» **STORED RECORDS**
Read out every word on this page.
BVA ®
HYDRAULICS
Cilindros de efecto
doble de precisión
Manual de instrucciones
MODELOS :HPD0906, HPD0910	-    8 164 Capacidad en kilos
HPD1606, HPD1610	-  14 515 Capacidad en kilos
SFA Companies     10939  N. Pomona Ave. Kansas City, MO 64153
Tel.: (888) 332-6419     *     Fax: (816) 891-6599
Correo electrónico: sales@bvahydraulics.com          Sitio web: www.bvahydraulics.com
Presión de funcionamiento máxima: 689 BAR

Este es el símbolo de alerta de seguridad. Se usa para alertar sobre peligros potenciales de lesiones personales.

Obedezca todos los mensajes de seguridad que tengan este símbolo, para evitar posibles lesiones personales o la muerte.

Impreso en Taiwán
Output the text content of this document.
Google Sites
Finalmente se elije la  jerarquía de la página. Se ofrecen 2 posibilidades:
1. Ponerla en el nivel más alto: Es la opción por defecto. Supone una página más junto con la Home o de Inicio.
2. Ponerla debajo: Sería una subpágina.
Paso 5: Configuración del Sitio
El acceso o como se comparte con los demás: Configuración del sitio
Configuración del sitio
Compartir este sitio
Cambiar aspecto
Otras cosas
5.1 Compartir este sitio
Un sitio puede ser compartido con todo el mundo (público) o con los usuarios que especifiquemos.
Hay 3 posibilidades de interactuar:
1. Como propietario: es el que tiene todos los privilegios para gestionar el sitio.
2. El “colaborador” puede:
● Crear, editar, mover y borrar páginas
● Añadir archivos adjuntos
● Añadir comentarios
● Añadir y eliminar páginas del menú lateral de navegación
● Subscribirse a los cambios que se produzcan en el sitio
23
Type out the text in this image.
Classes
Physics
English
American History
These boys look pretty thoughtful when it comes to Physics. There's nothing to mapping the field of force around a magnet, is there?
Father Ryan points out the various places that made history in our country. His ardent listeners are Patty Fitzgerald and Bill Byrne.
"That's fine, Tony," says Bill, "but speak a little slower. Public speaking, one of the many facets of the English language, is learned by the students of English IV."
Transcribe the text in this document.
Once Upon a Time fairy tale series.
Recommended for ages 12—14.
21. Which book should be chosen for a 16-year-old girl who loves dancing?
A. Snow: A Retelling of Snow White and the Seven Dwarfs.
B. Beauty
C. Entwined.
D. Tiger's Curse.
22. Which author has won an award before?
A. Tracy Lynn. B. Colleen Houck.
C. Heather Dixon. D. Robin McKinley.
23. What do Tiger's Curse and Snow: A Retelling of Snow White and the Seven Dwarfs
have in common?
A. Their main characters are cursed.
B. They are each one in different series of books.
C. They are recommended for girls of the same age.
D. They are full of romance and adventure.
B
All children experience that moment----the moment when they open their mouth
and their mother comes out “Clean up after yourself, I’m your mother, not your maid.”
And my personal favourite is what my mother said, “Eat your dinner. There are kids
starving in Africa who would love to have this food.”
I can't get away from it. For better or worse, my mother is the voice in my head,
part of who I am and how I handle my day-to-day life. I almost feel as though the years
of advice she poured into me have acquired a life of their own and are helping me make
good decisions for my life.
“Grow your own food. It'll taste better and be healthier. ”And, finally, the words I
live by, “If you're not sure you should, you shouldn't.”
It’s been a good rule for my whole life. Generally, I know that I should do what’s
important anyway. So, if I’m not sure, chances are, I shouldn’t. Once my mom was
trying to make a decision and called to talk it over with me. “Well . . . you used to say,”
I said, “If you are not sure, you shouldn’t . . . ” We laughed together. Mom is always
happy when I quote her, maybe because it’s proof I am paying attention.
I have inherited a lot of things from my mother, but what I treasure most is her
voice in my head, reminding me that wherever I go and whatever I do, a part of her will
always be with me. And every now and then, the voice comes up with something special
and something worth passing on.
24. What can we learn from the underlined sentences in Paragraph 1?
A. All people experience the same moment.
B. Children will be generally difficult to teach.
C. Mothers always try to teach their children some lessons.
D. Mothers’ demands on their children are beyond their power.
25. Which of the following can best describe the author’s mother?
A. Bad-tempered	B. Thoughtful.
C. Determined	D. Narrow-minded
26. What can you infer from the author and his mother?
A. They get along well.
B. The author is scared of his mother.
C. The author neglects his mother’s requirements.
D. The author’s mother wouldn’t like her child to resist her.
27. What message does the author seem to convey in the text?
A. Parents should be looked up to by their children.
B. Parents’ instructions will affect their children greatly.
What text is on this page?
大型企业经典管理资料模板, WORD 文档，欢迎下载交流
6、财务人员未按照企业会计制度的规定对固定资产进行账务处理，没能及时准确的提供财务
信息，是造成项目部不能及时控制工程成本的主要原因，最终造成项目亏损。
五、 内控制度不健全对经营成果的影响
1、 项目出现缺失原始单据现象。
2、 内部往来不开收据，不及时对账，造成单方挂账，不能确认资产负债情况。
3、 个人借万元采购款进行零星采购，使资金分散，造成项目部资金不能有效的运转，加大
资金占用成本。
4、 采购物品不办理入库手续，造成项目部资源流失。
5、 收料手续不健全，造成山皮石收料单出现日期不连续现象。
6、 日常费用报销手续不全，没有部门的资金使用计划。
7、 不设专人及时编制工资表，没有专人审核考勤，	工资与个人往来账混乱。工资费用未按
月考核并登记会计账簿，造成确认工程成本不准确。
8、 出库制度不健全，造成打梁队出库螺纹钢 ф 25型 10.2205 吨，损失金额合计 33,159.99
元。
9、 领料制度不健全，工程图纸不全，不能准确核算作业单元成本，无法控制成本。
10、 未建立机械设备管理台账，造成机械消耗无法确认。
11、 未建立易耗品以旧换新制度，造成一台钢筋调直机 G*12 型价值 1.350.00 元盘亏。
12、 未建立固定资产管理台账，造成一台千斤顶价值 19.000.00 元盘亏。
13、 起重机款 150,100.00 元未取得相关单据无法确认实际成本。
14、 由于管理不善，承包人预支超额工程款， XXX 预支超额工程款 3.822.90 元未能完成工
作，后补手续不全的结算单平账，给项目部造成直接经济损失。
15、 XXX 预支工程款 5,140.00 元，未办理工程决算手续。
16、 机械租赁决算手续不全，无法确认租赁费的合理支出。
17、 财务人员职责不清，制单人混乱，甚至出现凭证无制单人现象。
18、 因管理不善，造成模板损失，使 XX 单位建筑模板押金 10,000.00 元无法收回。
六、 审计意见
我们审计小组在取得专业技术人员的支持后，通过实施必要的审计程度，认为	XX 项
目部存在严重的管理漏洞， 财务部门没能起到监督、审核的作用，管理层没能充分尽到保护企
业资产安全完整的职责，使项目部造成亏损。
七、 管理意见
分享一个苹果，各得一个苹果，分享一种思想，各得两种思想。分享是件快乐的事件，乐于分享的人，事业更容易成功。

» **SET EXERCISE**
Go through the records and print each one exactly.

» **EXERCISE RESPONSE**
Read out every word on this page.
BVA ®
HYDRAULICS
Cilindros de efecto
doble de precisión
Manual de instrucciones
MODELOS :HPD0906, HPD0910	-    8 164 Capacidad en kilos
HPD1606, HPD1610	-  14 515 Capacidad en kilos
SFA Companies     10939  N. Pomona Ave. Kansas City, MO 64153
Tel.: (888) 332-6419     *     Fax: (816) 891-6599
Correo electrónico: sales@bvahydraulics.com          Sitio web: www.bvahydraulics.com
Presión de funcionamiento máxima: 689 BAR

Este es el símbolo de alerta de seguridad. Se usa para alertar sobre peligros potenciales de lesiones personales.

Obedezca todos los mensajes de seguridad que tengan este símbolo, para evitar posibles lesiones personales o la muerte.

Impreso en Taiwán
Output the text content of this document.
Google Sites
Finalmente se elije la  jerarquía de la página. Se ofrecen 2 posibilidades:
1. Ponerla en el nivel más alto: Es la opción por defecto. Supone una página más junto con la Home o de Inicio.
2. Ponerla debajo: Sería una subpágina.
Paso 5: Configuración del Sitio
El acceso o como se comparte con los demás: Configuración del sitio
Configuración del sitio
Compartir este sitio
Cambiar aspecto
Otras cosas
5.1 Compartir este sitio
Un sitio puede ser compartido con todo el mundo (público) o con los usuarios que especifiquemos.
Hay 3 posibilidades de interactuar:
1. Como propietario: es el que tiene todos los privilegios para gestionar el sitio.
2. El “colaborador” puede:
● Crear, editar, mover y borrar páginas
● Añadir archivos adjuntos
● Añadir comentarios
● Añadir y eliminar páginas del menú lateral de navegación
● Subscribirse a los cambios que se produzcan en el sitio
23
Type out the text in this image.
Classes
Physics
English
American History
These boys look pretty thoughtful when it comes to Physics. There's nothing to mapping the field of force around a magnet, is there?
Father Ryan points out the various places that made history in our country. His ardent listeners are Patty Fitzgerald and Bill Byrne.
"That's fine, Tony," says Bill, "but speak a little slower. Public speaking, one of the many facets of the English language, is learned by the students of English IV."
Transcribe the text in this document.
Once Upon a Time fairy tale series.
Recommended for ages 12—14.
21. Which book should be chosen for a 16-year-old girl who loves dancing?
A. Snow: A Retelling of Snow White and the Seven Dwarfs.
B. Beauty
C. Entwined.
D. Tiger's Curse.
22. Which author has won an award before?
A. Tracy Lynn. B. Colleen Houck.
C. Heather Dixon. D. Robin McKinley.
23. What do Tiger's Curse and Snow: A Retelling of Snow White and the Seven Dwarfs
have in common?
A. Their main characters are cursed.
B. They are each one in different series of books.
C. They are recommended for girls of the same age.
D. They are full of romance and adventure.
B
All children experience that moment----the moment when they open their mouth
and their mother comes out “Clean up after yourself, I’m your mother, not your maid.”
And my personal favourite is what my mother said, “Eat your dinner. There are kids
starving in Africa who would love to have this food.”
I can't get away from it. For better or worse, my mother is the voice in my head,
part of who I am and how I handle my day-to-day life. I almost feel as though the years
of advice she poured into me have acquired a life of their own and are helping me make
good decisions for my life.
“Grow your own food. It'll taste better and be healthier. ”And, finally, the words I
live by, “If you're not sure you should, you shouldn't.”
It’s been a good rule for my whole life. Generally, I know that I should do what’s
important anyway. So, if I’m not sure, chances are, I shouldn’t. Once my mom was
trying to make a decision and called to talk it over with me. “Well . . . you used to say,”
I said, “If you are not sure, you shouldn’t . . . ” We laughed together. Mom is always
happy when I quote her, maybe because it’s proof I am paying attention.
I have inherited a lot of things from my mother, but what I treasure most is her
voice in my head, reminding me that wherever I go and whatever I do, a part of her will
always be with me. And every now and then, the voice comes up with something special
and something worth passing on.
24. What can we learn from the underlined sentences in Paragraph 1?
A. All people experience the same moment.
B. Children will be generally difficult to teach.
C. Mothers always try to teach their children some lessons.
D. Mothers’ demands on their children are beyond their power.
25. Which of the following can best describe the author’s mother?
A. Bad-tempered	B. Thoughtful.
C. Determined	D. Narrow-minded
26. What can you infer from the author and his mother?
A. They get along well.
B. The author is scared of his mother.
C. The author neglects his mother’s requirements.
D. The author’s mother wouldn’t like her child to resist her.
27. What message does the author seem to convey in the text?
A. Parents should be looked up to by their children.
B. Parents’ instructions will affect their children greatly.
What text is on this page?
大型企业经典管理资料模板, WORD 文档，欢迎下载交流
6、财务人员未按照企业会计制度的规定对固定资产进行账务处理，没能及时准确的提供财务
信息，是造成项目部不能及时控制工程成本的主要原因，最终造成项目亏损。
五、 内控制度不健全对经营成果的影响
1、 项目出现缺失原始单据现象。
2、 内部往来不开收据，不及时对账，造成单方挂账，不能确认资产负债情况。
3、 个人借万元采购款进行零星采购，使资金分散，造成项目部资金不能有效的运转，加大
资金占用成本。
4、 采购物品不办理入库手续，造成项目部资源流失。
5、 收料手续不健全，造成山皮石收料单出现日期不连续现象。
6、 日常费用报销手续不全，没有部门的资金使用计划。
7、 不设专人及时编制工资表，没有专人审核考勤，	工资与个人往来账混乱。工资费用未按
月考核并登记会计账簿，造成确认工程成本不准确。
8、 出库制度不健全，造成打梁队出库螺纹钢 ф 25型 10.2205 吨，损失金额合计 33,159.99
元。
9、 领料制度不健全，工程图纸不全，不能准确核算作业单元成本，无法控制成本。
10、 未建立机械设备管理台账，造成机械消耗无法确认。
11、 未建立易耗品以旧换新制度，造成一台钢筋调直机 G*12 型价值 1.350.00 元盘亏。
12、 未建立固定资产管理台账，造成一台千斤顶价值 19.000.00 元盘亏。
13、 起重机款 150,100.00 元未取得相关单据无法确认实际成本。
14、 由于管理不善，承包人预支超额工程款， XXX 预支超额工程款 3.822.90 元未能完成工
作，后补手续不全的结算单平账，给项目部造成直接经济损失。
15、 XXX 预支工程款 5,140.00 元，未办理工程决算手续。
16、 机械租赁决算手续不全，无法确认租赁费的合理支出。
17、 财务人员职责不清，制单人混乱，甚至出现凭证无制单人现象。
18、 因管理不善，造成模板损失，使 XX 单位建筑模板押金 10,000.00 元无法收回。
六、 审计意见
我们审计小组在取得专业技术人员的支持后，通过实施必要的审计程度，认为	XX 项
目部存在严重的管理漏洞， 财务部门没能起到监督、审核的作用，管理层没能充分尽到保护企
业资产安全完整的职责，使项目部造成亏损。
七、 管理意见
分享一个苹果，各得一个苹果，分享一种思想，各得两种思想。分享是件快乐的事件，乐于分享的人，事业更容易成功。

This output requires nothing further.